WHAT IS NEEDED: Report the number of lines in these entries that contain "name". Write only the number.

RECORDS FOR THIS TASK:
=-=-=
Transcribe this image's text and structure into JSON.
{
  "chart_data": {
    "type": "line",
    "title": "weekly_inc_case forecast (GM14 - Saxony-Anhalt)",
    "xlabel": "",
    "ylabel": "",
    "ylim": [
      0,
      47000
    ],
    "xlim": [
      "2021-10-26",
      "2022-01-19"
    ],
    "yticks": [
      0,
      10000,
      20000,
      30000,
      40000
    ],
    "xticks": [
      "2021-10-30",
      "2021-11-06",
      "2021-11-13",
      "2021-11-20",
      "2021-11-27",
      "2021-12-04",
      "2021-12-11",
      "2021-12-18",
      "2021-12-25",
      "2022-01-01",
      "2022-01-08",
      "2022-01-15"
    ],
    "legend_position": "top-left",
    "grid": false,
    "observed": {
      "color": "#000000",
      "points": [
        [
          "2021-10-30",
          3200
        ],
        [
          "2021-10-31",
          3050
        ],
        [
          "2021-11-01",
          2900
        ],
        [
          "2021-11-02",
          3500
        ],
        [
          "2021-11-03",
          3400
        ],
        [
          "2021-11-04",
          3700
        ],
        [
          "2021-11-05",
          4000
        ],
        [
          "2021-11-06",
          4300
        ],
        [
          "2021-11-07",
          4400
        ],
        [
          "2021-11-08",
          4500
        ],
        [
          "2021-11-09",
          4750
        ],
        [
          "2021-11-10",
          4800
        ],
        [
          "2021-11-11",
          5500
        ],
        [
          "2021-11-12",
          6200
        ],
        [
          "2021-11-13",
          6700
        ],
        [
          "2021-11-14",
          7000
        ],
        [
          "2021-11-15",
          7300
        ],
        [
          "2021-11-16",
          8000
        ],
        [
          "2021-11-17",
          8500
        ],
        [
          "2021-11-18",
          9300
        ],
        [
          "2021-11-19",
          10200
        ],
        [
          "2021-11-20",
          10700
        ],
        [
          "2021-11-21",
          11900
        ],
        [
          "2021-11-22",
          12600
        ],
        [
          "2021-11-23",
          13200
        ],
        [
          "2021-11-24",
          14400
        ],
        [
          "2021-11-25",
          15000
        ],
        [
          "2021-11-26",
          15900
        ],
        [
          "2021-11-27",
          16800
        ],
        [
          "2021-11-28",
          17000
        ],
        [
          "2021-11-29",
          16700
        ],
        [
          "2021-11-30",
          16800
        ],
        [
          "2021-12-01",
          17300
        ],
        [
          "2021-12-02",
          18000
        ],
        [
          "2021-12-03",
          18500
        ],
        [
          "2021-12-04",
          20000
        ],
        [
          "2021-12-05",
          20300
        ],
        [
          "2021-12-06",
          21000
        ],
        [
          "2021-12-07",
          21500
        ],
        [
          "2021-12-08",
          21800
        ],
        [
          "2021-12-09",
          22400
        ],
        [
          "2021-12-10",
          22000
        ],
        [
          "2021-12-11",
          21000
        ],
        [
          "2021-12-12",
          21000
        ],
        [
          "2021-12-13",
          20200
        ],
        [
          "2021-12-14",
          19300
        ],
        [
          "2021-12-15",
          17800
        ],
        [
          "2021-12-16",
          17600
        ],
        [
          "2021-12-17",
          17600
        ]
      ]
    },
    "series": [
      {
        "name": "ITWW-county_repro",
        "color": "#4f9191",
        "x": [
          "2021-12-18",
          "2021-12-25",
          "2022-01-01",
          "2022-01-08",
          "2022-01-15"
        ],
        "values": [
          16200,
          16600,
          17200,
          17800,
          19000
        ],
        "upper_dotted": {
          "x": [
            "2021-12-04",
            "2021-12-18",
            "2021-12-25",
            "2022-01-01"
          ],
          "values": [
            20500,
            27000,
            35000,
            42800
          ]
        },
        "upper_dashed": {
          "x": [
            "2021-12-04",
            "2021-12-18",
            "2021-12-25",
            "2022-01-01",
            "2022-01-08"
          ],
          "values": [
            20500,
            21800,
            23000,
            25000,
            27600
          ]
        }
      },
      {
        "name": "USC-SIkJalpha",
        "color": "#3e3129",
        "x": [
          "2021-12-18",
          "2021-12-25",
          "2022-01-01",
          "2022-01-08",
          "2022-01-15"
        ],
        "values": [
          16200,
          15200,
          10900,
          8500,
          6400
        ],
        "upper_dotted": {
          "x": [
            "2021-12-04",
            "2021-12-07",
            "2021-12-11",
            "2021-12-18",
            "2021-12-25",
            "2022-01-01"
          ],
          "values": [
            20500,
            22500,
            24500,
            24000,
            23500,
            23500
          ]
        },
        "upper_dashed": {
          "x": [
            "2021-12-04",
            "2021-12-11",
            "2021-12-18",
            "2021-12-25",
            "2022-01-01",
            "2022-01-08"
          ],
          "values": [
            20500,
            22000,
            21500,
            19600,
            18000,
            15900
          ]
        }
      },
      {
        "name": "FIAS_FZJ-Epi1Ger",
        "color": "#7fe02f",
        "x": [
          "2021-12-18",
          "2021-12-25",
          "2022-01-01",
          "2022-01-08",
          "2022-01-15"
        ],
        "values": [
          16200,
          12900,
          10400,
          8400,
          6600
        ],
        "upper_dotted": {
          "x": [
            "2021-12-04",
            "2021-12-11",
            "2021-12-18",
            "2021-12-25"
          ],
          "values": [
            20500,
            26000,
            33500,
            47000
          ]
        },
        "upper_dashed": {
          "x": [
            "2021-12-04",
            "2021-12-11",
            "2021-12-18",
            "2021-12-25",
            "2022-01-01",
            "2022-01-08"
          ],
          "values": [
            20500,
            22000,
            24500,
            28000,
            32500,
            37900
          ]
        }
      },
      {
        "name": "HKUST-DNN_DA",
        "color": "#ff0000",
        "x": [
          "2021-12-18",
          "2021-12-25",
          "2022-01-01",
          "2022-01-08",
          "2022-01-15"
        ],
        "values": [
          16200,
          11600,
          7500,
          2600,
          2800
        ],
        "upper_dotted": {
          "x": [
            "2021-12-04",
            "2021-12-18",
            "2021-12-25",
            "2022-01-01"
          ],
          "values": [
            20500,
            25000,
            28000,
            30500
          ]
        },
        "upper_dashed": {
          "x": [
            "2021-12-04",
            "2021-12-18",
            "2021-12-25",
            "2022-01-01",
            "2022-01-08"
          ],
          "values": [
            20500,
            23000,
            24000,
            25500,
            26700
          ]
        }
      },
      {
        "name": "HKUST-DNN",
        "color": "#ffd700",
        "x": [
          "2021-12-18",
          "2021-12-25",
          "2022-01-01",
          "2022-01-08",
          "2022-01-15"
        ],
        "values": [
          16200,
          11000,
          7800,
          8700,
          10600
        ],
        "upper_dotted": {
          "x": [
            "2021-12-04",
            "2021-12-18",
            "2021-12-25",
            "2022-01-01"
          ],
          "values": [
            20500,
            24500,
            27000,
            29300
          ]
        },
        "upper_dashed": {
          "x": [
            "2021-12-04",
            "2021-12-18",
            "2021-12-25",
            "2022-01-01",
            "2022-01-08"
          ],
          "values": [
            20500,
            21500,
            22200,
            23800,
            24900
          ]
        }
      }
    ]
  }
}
=-=-=
RESULT OF THIS TASK: 5